(Stored data)
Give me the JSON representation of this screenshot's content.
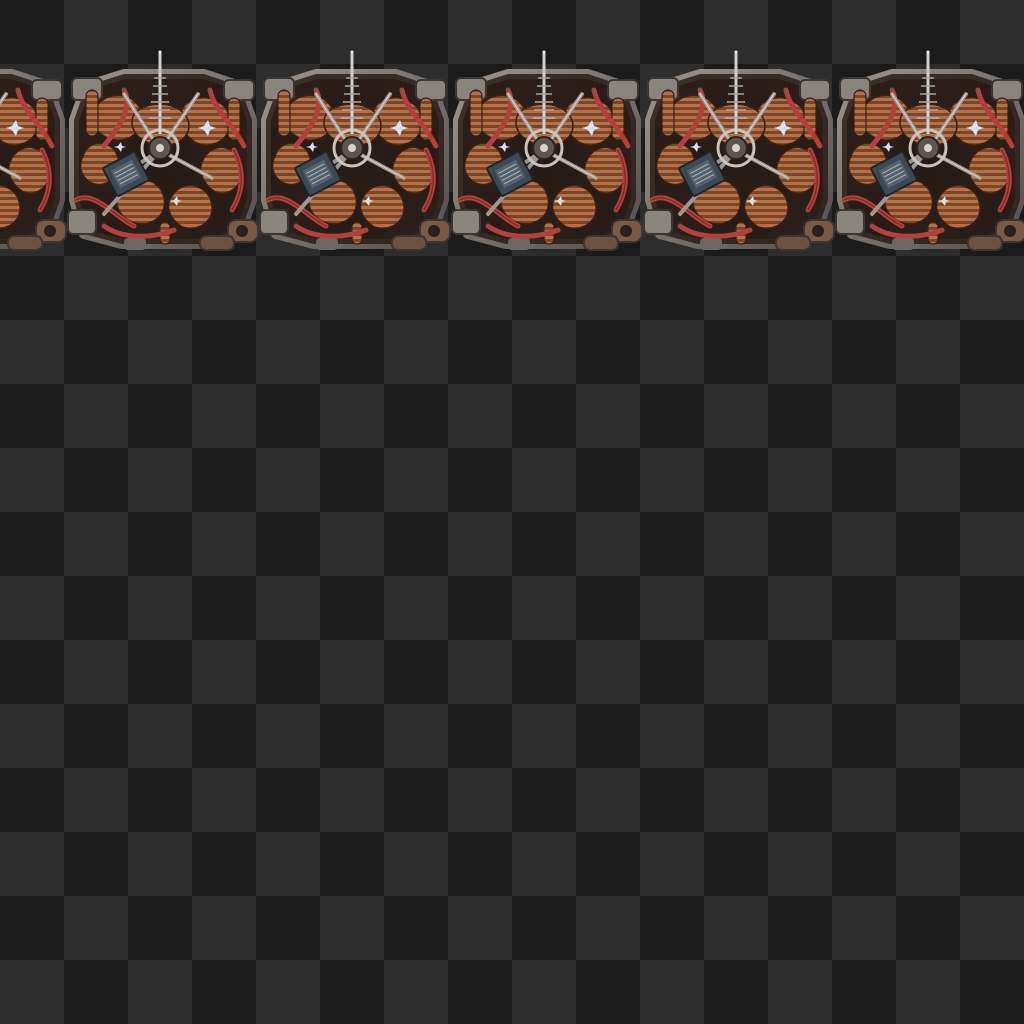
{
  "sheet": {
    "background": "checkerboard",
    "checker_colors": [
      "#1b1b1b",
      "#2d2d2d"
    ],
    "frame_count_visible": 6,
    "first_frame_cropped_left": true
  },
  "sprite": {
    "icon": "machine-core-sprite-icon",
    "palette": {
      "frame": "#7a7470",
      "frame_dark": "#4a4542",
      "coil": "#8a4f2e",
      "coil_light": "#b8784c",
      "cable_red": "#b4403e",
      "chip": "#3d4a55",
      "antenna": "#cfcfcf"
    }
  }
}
==
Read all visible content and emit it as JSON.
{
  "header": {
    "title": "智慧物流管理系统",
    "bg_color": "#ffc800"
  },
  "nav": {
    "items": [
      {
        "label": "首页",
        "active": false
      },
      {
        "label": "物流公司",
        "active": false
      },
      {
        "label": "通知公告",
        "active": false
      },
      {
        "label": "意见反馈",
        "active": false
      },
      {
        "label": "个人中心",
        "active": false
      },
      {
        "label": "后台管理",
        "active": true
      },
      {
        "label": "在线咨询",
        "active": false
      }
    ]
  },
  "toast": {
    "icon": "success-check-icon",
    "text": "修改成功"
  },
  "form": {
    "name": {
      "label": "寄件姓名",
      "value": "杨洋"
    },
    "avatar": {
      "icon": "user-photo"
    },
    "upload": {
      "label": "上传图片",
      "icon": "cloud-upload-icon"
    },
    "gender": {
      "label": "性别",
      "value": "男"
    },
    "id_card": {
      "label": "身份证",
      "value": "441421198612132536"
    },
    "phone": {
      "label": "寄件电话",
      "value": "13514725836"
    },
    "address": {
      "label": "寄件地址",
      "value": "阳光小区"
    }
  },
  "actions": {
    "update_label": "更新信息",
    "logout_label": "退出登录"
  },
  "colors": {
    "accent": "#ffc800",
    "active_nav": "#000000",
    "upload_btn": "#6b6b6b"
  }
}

- [PROBLEM STATEMENT]
Show all lines from the data above in which the word "true" appears.

- [OUTPUT OF THE EXERCISE]
    "first_frame_cropped_left": true
        "active": true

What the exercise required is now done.